*** Supplied records ***

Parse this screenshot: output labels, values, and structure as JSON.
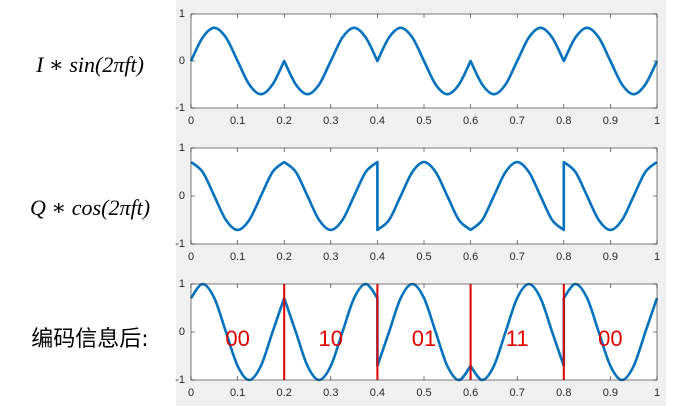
{
  "chart_data": [
    {
      "type": "line",
      "label": "I ∗ sin(2πft)",
      "color": "#0072bd",
      "x": [
        0,
        0.025,
        0.05,
        0.075,
        0.1,
        0.125,
        0.15,
        0.175,
        0.2,
        0.2,
        0.225,
        0.25,
        0.275,
        0.3,
        0.325,
        0.35,
        0.375,
        0.4,
        0.4,
        0.425,
        0.45,
        0.475,
        0.5,
        0.525,
        0.55,
        0.575,
        0.6,
        0.6,
        0.625,
        0.65,
        0.675,
        0.7,
        0.725,
        0.75,
        0.775,
        0.8,
        0.8,
        0.825,
        0.85,
        0.875,
        0.9,
        0.925,
        0.95,
        0.975,
        1
      ],
      "values": [
        0,
        0.5,
        0.707,
        0.5,
        0,
        -0.5,
        -0.707,
        -0.5,
        0,
        0,
        -0.5,
        -0.707,
        -0.5,
        0,
        0.5,
        0.707,
        0.5,
        0,
        0,
        0.5,
        0.707,
        0.5,
        0,
        -0.5,
        -0.707,
        -0.5,
        0,
        0,
        -0.5,
        -0.707,
        -0.5,
        0,
        0.5,
        0.707,
        0.5,
        0,
        0,
        0.5,
        0.707,
        0.5,
        0,
        -0.5,
        -0.707,
        -0.5,
        0
      ],
      "xlim": [
        0,
        1
      ],
      "ylim": [
        -1,
        1
      ],
      "xticks": [
        0,
        0.1,
        0.2,
        0.3,
        0.4,
        0.5,
        0.6,
        0.7,
        0.8,
        0.9,
        1
      ],
      "yticks": [
        -1,
        0,
        1
      ]
    },
    {
      "type": "line",
      "label": "Q ∗ cos(2πft)",
      "color": "#0072bd",
      "x": [
        0,
        0.025,
        0.05,
        0.075,
        0.1,
        0.125,
        0.15,
        0.175,
        0.2,
        0.2,
        0.225,
        0.25,
        0.275,
        0.3,
        0.325,
        0.35,
        0.375,
        0.4,
        0.4,
        0.425,
        0.45,
        0.475,
        0.5,
        0.525,
        0.55,
        0.575,
        0.6,
        0.6,
        0.625,
        0.65,
        0.675,
        0.7,
        0.725,
        0.75,
        0.775,
        0.8,
        0.8,
        0.825,
        0.85,
        0.875,
        0.9,
        0.925,
        0.95,
        0.975,
        1
      ],
      "values": [
        0.707,
        0.5,
        0,
        -0.5,
        -0.707,
        -0.5,
        0,
        0.5,
        0.707,
        0.707,
        0.5,
        0,
        -0.5,
        -0.707,
        -0.5,
        0,
        0.5,
        0.707,
        -0.707,
        -0.5,
        0,
        0.5,
        0.707,
        0.5,
        0,
        -0.5,
        -0.707,
        -0.707,
        -0.5,
        0,
        0.5,
        0.707,
        0.5,
        0,
        -0.5,
        -0.707,
        0.707,
        0.5,
        0,
        -0.5,
        -0.707,
        -0.5,
        0,
        0.5,
        0.707
      ],
      "xlim": [
        0,
        1
      ],
      "ylim": [
        -1,
        1
      ],
      "xticks": [
        0,
        0.1,
        0.2,
        0.3,
        0.4,
        0.5,
        0.6,
        0.7,
        0.8,
        0.9,
        1
      ],
      "yticks": [
        -1,
        0,
        1
      ]
    },
    {
      "type": "line",
      "label": "编码信息后:",
      "color": "#0072bd",
      "x": [
        0,
        0.025,
        0.05,
        0.075,
        0.1,
        0.125,
        0.15,
        0.175,
        0.2,
        0.2,
        0.225,
        0.25,
        0.275,
        0.3,
        0.325,
        0.35,
        0.375,
        0.4,
        0.4,
        0.425,
        0.45,
        0.475,
        0.5,
        0.525,
        0.55,
        0.575,
        0.6,
        0.6,
        0.625,
        0.65,
        0.675,
        0.7,
        0.725,
        0.75,
        0.775,
        0.8,
        0.8,
        0.825,
        0.85,
        0.875,
        0.9,
        0.925,
        0.95,
        0.975,
        1
      ],
      "values": [
        0.707,
        1,
        0.707,
        0,
        -0.707,
        -1,
        -0.707,
        0,
        0.707,
        0.707,
        0,
        -0.707,
        -1,
        -0.707,
        0,
        0.707,
        1,
        0.707,
        -0.707,
        0,
        0.707,
        1,
        0.707,
        0,
        -0.707,
        -1,
        -0.707,
        -0.707,
        -1,
        -0.707,
        0,
        0.707,
        1,
        0.707,
        0,
        -0.707,
        0.707,
        1,
        0.707,
        0,
        -0.707,
        -1,
        -0.707,
        0,
        0.707
      ],
      "xlim": [
        0,
        1
      ],
      "ylim": [
        -1,
        1
      ],
      "xticks": [
        0,
        0.1,
        0.2,
        0.3,
        0.4,
        0.5,
        0.6,
        0.7,
        0.8,
        0.9,
        1
      ],
      "yticks": [
        -1,
        0,
        1
      ],
      "boundaries": [
        0.2,
        0.4,
        0.6,
        0.8
      ],
      "boundary_color": "#e00000",
      "annotations": [
        "00",
        "10",
        "01",
        "11",
        "00"
      ]
    }
  ]
}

***

Exercise instructions: Exclude the pictures and transcribe all of the entries exactly.

Solved exercise:
Parse this screenshot: output labels, values, and structure as JSON.
{
  "chart_data": [
    {
      "type": "line",
      "label": "I ∗ sin(2πft)",
      "color": "#0072bd",
      "x": [
        0,
        0.025,
        0.05,
        0.075,
        0.1,
        0.125,
        0.15,
        0.175,
        0.2,
        0.2,
        0.225,
        0.25,
        0.275,
        0.3,
        0.325,
        0.35,
        0.375,
        0.4,
        0.4,
        0.425,
        0.45,
        0.475,
        0.5,
        0.525,
        0.55,
        0.575,
        0.6,
        0.6,
        0.625,
        0.65,
        0.675,
        0.7,
        0.725,
        0.75,
        0.775,
        0.8,
        0.8,
        0.825,
        0.85,
        0.875,
        0.9,
        0.925,
        0.95,
        0.975,
        1
      ],
      "values": [
        0,
        0.5,
        0.707,
        0.5,
        0,
        -0.5,
        -0.707,
        -0.5,
        0,
        0,
        -0.5,
        -0.707,
        -0.5,
        0,
        0.5,
        0.707,
        0.5,
        0,
        0,
        0.5,
        0.707,
        0.5,
        0,
        -0.5,
        -0.707,
        -0.5,
        0,
        0,
        -0.5,
        -0.707,
        -0.5,
        0,
        0.5,
        0.707,
        0.5,
        0,
        0,
        0.5,
        0.707,
        0.5,
        0,
        -0.5,
        -0.707,
        -0.5,
        0
      ],
      "xlim": [
        0,
        1
      ],
      "ylim": [
        -1,
        1
      ],
      "xticks": [
        0,
        0.1,
        0.2,
        0.3,
        0.4,
        0.5,
        0.6,
        0.7,
        0.8,
        0.9,
        1
      ],
      "yticks": [
        -1,
        0,
        1
      ]
    },
    {
      "type": "line",
      "label": "Q ∗ cos(2πft)",
      "color": "#0072bd",
      "x": [
        0,
        0.025,
        0.05,
        0.075,
        0.1,
        0.125,
        0.15,
        0.175,
        0.2,
        0.2,
        0.225,
        0.25,
        0.275,
        0.3,
        0.325,
        0.35,
        0.375,
        0.4,
        0.4,
        0.425,
        0.45,
        0.475,
        0.5,
        0.525,
        0.55,
        0.575,
        0.6,
        0.6,
        0.625,
        0.65,
        0.675,
        0.7,
        0.725,
        0.75,
        0.775,
        0.8,
        0.8,
        0.825,
        0.85,
        0.875,
        0.9,
        0.925,
        0.95,
        0.975,
        1
      ],
      "values": [
        0.707,
        0.5,
        0,
        -0.5,
        -0.707,
        -0.5,
        0,
        0.5,
        0.707,
        0.707,
        0.5,
        0,
        -0.5,
        -0.707,
        -0.5,
        0,
        0.5,
        0.707,
        -0.707,
        -0.5,
        0,
        0.5,
        0.707,
        0.5,
        0,
        -0.5,
        -0.707,
        -0.707,
        -0.5,
        0,
        0.5,
        0.707,
        0.5,
        0,
        -0.5,
        -0.707,
        0.707,
        0.5,
        0,
        -0.5,
        -0.707,
        -0.5,
        0,
        0.5,
        0.707
      ],
      "xlim": [
        0,
        1
      ],
      "ylim": [
        -1,
        1
      ],
      "xticks": [
        0,
        0.1,
        0.2,
        0.3,
        0.4,
        0.5,
        0.6,
        0.7,
        0.8,
        0.9,
        1
      ],
      "yticks": [
        -1,
        0,
        1
      ]
    },
    {
      "type": "line",
      "label": "编码信息后:",
      "color": "#0072bd",
      "x": [
        0,
        0.025,
        0.05,
        0.075,
        0.1,
        0.125,
        0.15,
        0.175,
        0.2,
        0.2,
        0.225,
        0.25,
        0.275,
        0.3,
        0.325,
        0.35,
        0.375,
        0.4,
        0.4,
        0.425,
        0.45,
        0.475,
        0.5,
        0.525,
        0.55,
        0.575,
        0.6,
        0.6,
        0.625,
        0.65,
        0.675,
        0.7,
        0.725,
        0.75,
        0.775,
        0.8,
        0.8,
        0.825,
        0.85,
        0.875,
        0.9,
        0.925,
        0.95,
        0.975,
        1
      ],
      "values": [
        0.707,
        1,
        0.707,
        0,
        -0.707,
        -1,
        -0.707,
        0,
        0.707,
        0.707,
        0,
        -0.707,
        -1,
        -0.707,
        0,
        0.707,
        1,
        0.707,
        -0.707,
        0,
        0.707,
        1,
        0.707,
        0,
        -0.707,
        -1,
        -0.707,
        -0.707,
        -1,
        -0.707,
        0,
        0.707,
        1,
        0.707,
        0,
        -0.707,
        0.707,
        1,
        0.707,
        0,
        -0.707,
        -1,
        -0.707,
        0,
        0.707
      ],
      "xlim": [
        0,
        1
      ],
      "ylim": [
        -1,
        1
      ],
      "xticks": [
        0,
        0.1,
        0.2,
        0.3,
        0.4,
        0.5,
        0.6,
        0.7,
        0.8,
        0.9,
        1
      ],
      "yticks": [
        -1,
        0,
        1
      ],
      "boundaries": [
        0.2,
        0.4,
        0.6,
        0.8
      ],
      "boundary_color": "#e00000",
      "annotations": [
        "00",
        "10",
        "01",
        "11",
        "00"
      ]
    }
  ]
}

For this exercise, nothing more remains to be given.